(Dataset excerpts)

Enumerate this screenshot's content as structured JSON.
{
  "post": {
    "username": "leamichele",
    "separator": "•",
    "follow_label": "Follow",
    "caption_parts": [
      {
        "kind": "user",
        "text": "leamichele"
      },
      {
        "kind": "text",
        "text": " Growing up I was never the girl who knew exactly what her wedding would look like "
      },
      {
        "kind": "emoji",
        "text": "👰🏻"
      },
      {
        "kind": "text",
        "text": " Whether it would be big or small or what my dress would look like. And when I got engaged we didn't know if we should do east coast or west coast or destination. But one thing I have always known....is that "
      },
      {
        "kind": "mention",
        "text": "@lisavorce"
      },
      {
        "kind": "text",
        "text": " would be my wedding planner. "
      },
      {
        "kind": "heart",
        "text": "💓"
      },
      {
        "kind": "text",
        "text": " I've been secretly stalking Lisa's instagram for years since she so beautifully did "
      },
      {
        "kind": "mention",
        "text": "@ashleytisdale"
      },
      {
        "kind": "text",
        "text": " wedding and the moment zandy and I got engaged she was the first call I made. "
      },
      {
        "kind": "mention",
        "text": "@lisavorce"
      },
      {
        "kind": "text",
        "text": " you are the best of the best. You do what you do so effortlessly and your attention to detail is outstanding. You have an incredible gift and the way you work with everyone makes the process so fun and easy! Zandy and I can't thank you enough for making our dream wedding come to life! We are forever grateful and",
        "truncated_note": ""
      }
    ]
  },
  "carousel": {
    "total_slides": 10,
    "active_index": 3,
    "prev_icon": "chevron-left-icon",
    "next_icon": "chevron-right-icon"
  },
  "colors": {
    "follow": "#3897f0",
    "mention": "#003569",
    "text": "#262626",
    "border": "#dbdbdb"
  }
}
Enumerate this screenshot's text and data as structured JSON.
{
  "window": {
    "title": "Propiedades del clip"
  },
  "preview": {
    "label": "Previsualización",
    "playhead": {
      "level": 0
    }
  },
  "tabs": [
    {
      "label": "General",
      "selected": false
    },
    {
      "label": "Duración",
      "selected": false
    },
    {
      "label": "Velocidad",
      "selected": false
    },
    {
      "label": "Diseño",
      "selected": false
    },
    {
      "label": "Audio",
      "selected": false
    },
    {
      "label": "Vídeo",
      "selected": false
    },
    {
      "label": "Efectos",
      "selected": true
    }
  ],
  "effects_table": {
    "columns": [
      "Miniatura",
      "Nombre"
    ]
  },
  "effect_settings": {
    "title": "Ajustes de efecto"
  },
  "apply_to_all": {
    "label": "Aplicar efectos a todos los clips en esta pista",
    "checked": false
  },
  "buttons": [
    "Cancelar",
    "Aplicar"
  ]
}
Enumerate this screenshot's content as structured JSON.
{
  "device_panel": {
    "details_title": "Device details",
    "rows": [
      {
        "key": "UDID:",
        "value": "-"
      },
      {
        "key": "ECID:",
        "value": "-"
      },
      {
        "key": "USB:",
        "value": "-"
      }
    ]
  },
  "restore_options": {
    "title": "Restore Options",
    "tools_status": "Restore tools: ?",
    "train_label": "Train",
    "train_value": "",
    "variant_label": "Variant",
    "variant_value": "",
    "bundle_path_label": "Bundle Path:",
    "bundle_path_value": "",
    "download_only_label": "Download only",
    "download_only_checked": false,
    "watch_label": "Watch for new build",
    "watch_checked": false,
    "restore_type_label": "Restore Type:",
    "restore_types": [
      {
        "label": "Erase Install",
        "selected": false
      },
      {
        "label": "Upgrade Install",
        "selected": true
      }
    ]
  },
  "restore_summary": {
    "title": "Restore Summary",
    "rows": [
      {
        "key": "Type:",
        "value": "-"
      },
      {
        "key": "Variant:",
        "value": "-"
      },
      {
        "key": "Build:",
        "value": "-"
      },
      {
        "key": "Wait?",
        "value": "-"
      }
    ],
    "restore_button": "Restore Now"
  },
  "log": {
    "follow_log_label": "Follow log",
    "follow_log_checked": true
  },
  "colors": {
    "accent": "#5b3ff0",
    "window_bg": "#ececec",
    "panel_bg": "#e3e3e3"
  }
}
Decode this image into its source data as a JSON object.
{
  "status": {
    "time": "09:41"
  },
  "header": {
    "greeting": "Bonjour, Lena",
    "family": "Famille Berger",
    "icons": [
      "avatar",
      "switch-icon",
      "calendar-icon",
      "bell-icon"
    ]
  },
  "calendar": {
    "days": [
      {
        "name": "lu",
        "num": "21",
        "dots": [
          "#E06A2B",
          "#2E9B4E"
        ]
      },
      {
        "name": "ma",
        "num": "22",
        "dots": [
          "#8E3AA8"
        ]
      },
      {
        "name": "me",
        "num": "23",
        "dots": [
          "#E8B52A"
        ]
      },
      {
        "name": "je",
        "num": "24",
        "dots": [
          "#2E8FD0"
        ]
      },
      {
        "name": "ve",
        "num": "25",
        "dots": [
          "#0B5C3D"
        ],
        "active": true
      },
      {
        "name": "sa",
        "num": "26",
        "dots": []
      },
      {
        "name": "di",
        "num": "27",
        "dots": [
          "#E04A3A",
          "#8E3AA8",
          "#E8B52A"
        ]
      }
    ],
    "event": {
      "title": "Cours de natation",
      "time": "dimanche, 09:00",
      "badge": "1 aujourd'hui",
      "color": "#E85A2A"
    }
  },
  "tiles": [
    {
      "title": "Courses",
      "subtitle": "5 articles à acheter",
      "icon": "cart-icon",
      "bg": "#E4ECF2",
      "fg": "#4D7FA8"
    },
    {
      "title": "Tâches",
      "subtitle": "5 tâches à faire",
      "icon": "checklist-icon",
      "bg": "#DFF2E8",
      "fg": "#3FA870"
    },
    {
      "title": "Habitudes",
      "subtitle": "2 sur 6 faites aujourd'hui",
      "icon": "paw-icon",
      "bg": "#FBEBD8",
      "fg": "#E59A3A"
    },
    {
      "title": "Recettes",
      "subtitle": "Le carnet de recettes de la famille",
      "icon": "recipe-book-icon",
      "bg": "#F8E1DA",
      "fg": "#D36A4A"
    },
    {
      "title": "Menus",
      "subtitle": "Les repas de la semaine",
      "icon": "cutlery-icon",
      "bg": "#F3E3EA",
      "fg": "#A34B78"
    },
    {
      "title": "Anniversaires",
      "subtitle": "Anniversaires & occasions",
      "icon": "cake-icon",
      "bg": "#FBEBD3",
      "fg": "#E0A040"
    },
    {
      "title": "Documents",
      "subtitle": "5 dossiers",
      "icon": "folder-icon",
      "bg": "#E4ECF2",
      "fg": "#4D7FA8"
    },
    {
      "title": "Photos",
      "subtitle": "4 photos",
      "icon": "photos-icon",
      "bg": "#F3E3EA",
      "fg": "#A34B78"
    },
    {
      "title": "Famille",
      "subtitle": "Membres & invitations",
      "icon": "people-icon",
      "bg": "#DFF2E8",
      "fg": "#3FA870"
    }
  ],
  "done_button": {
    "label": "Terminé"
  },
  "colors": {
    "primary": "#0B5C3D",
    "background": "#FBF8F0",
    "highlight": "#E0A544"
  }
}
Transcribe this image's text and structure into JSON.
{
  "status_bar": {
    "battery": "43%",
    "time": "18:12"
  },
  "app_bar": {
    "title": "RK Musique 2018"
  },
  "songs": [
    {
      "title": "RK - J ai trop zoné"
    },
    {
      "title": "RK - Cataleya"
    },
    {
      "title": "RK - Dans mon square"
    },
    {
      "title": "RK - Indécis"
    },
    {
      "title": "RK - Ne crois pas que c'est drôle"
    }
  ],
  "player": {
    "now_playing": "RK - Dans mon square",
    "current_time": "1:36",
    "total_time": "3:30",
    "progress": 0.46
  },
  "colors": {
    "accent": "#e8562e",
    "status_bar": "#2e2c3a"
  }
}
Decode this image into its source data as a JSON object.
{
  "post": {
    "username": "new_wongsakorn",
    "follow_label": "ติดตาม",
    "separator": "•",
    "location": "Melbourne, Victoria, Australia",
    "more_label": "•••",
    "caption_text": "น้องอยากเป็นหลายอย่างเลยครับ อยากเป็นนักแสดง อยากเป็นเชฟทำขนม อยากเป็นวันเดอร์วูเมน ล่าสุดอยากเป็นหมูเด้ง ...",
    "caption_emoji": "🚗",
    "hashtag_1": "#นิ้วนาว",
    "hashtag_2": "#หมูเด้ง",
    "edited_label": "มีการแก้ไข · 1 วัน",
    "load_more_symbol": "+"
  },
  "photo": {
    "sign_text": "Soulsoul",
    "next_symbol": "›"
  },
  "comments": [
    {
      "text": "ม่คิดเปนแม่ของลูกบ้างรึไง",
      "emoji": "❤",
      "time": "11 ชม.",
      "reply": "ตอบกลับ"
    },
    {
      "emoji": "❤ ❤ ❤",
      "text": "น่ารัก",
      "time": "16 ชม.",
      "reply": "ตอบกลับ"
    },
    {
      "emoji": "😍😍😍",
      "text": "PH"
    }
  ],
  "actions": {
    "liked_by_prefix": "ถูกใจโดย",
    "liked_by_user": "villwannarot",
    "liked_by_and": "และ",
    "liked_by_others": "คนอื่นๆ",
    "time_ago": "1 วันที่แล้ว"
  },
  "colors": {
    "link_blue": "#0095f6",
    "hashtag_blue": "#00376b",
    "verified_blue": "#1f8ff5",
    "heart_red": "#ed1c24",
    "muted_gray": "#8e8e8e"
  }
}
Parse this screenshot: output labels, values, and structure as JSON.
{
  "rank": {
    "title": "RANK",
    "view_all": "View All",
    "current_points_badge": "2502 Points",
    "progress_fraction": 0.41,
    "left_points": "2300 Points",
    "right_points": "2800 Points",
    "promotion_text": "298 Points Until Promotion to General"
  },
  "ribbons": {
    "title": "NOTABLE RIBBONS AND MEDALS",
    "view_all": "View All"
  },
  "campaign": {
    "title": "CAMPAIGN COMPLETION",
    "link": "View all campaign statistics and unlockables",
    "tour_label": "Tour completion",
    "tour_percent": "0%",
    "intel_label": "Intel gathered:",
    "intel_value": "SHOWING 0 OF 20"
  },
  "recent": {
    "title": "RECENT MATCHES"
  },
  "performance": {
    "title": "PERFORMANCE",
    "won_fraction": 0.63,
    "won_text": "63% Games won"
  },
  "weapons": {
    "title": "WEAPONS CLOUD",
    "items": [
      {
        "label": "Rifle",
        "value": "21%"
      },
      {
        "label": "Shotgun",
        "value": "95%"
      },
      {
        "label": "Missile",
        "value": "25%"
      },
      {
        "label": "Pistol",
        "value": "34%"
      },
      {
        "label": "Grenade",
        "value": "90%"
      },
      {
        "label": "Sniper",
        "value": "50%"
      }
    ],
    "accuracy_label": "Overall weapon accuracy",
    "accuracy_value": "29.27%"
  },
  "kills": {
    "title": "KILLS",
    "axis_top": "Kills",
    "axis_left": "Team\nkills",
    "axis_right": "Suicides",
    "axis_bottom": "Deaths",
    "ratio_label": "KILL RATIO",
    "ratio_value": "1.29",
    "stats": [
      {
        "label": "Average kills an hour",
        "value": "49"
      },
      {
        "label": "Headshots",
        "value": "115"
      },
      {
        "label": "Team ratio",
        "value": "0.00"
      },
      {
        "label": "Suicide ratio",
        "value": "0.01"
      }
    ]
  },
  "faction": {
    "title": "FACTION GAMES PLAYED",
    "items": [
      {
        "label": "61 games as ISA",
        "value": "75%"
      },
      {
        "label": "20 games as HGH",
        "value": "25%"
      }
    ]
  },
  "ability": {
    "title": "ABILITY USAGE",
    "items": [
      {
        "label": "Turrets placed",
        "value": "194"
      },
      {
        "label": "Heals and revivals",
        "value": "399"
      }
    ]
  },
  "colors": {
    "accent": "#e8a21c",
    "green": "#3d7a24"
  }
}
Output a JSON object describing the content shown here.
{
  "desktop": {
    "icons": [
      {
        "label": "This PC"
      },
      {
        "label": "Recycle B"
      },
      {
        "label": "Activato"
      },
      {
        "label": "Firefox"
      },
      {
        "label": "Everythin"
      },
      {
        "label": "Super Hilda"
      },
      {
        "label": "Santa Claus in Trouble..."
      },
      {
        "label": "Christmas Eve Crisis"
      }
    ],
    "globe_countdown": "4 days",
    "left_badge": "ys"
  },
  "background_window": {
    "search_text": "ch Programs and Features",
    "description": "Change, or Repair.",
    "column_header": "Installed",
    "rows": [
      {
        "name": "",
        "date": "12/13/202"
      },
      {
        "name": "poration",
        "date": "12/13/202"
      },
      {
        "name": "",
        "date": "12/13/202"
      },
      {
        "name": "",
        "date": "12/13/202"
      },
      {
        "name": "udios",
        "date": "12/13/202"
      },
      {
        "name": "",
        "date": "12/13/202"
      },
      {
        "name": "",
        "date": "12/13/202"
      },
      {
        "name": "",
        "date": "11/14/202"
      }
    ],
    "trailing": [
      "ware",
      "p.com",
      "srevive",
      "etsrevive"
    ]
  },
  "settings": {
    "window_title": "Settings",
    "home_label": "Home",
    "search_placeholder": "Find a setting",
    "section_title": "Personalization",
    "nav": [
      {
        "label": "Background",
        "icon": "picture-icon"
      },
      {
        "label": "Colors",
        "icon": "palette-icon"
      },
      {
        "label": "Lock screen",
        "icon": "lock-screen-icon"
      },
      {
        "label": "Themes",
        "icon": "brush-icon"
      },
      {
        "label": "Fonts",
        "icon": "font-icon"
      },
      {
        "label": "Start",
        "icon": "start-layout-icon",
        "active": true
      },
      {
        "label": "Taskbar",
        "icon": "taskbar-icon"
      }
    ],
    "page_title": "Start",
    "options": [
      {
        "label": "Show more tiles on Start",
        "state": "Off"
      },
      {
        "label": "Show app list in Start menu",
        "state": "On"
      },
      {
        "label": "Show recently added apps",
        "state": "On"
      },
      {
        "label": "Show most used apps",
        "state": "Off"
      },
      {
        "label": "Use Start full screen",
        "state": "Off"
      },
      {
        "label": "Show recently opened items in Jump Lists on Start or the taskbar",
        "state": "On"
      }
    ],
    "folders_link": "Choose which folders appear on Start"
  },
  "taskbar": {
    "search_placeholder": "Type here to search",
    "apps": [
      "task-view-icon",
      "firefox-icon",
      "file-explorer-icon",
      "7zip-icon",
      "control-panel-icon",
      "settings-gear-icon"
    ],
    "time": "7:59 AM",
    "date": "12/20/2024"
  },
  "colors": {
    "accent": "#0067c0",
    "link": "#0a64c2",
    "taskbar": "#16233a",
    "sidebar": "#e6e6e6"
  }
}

▶ **PROBLEM TO SOLVE**
Show every line of the records above that contains the word "tiles".

▶ **EXERCISE RESULT**
  "tiles": [
        "label": "Show more tiles on Start",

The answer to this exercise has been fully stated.